===== Input for this task
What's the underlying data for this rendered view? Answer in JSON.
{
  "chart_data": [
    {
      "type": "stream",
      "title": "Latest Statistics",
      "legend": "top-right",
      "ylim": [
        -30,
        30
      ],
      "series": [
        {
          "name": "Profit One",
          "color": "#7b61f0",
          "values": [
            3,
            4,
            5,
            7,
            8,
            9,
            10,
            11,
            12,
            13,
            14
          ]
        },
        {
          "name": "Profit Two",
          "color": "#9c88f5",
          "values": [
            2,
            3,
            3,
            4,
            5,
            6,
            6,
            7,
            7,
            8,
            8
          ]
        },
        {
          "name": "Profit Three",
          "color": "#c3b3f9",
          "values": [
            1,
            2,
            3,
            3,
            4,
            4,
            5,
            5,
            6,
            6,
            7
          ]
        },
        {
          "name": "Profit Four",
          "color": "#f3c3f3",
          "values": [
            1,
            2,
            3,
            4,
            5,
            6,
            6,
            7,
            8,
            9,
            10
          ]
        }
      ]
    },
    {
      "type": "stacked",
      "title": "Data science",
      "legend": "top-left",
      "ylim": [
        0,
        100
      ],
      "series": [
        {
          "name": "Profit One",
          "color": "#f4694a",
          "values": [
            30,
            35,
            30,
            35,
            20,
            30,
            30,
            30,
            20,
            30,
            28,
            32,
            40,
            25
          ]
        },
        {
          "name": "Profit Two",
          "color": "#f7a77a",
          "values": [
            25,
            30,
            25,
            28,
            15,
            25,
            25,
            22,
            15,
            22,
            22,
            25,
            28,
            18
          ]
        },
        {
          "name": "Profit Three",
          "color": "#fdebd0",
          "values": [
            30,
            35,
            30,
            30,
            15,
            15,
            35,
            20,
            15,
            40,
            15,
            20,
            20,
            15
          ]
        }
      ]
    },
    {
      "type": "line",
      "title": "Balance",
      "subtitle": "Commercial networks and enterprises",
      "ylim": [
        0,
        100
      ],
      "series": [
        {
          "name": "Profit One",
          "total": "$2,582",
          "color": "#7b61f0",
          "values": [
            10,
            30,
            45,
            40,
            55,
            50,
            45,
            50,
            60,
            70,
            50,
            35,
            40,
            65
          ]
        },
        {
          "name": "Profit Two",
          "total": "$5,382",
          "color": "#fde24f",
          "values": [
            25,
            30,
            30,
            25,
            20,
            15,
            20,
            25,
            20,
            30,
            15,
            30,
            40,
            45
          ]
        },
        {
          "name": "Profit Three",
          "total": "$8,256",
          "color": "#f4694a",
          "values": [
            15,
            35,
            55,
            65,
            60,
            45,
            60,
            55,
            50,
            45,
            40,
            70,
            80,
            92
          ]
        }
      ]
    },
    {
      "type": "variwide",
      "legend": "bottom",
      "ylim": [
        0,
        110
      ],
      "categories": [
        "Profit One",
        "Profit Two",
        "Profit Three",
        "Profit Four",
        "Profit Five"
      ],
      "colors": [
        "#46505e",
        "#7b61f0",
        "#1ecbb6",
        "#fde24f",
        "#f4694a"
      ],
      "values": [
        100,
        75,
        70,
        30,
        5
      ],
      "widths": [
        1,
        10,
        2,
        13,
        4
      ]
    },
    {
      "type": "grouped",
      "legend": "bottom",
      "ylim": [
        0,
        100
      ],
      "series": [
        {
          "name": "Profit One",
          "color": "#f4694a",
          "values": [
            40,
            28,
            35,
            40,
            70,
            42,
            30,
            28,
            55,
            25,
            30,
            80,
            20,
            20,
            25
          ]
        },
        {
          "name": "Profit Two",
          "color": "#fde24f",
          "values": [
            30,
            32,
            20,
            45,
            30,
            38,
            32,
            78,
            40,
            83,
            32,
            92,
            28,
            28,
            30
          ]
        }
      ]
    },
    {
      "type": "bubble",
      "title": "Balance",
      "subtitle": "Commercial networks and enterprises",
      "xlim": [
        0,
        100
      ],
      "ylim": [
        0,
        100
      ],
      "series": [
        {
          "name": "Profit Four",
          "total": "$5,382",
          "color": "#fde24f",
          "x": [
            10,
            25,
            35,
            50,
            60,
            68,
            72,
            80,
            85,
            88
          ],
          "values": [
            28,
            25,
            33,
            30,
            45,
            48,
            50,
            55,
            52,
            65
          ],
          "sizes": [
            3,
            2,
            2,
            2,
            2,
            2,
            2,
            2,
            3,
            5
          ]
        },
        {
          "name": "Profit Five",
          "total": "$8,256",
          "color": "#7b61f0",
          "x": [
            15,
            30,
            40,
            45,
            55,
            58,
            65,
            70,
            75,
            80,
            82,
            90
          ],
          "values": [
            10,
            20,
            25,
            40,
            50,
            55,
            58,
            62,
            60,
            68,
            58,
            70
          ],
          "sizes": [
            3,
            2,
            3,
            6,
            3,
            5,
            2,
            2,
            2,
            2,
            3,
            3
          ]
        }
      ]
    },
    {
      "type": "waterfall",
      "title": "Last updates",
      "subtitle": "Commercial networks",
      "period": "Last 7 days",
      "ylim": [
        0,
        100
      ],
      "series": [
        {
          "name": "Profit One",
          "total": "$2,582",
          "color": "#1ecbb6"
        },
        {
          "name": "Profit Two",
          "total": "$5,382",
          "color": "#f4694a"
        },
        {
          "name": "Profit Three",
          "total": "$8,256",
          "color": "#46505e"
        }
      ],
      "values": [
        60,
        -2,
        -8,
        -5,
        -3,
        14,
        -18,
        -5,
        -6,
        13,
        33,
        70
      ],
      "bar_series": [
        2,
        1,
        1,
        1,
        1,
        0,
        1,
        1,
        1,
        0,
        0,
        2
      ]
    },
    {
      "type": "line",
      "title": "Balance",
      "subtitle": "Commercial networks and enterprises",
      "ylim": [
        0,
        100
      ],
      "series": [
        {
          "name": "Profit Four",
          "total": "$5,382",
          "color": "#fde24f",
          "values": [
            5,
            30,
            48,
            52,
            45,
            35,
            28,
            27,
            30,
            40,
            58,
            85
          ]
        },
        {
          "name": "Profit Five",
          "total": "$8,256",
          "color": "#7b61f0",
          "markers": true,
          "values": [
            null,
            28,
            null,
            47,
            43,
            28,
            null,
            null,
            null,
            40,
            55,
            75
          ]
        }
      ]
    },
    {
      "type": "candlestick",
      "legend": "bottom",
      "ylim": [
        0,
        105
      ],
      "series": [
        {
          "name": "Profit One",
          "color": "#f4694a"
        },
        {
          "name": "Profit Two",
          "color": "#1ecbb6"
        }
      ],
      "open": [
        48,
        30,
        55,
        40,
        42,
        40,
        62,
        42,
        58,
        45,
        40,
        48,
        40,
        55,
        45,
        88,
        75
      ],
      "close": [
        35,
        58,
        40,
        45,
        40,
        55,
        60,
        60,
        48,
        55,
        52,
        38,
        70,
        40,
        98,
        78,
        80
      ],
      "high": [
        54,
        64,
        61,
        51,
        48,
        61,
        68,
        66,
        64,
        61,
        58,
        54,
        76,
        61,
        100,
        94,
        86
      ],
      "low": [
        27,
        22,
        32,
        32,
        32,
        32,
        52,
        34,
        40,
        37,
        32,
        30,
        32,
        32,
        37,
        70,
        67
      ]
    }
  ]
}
==========
Problem to solve.
Where a line in the entries holds the word "Last", copy that line.

Correct result.
      "title": "Last updates",
      "period": "Last 7 days",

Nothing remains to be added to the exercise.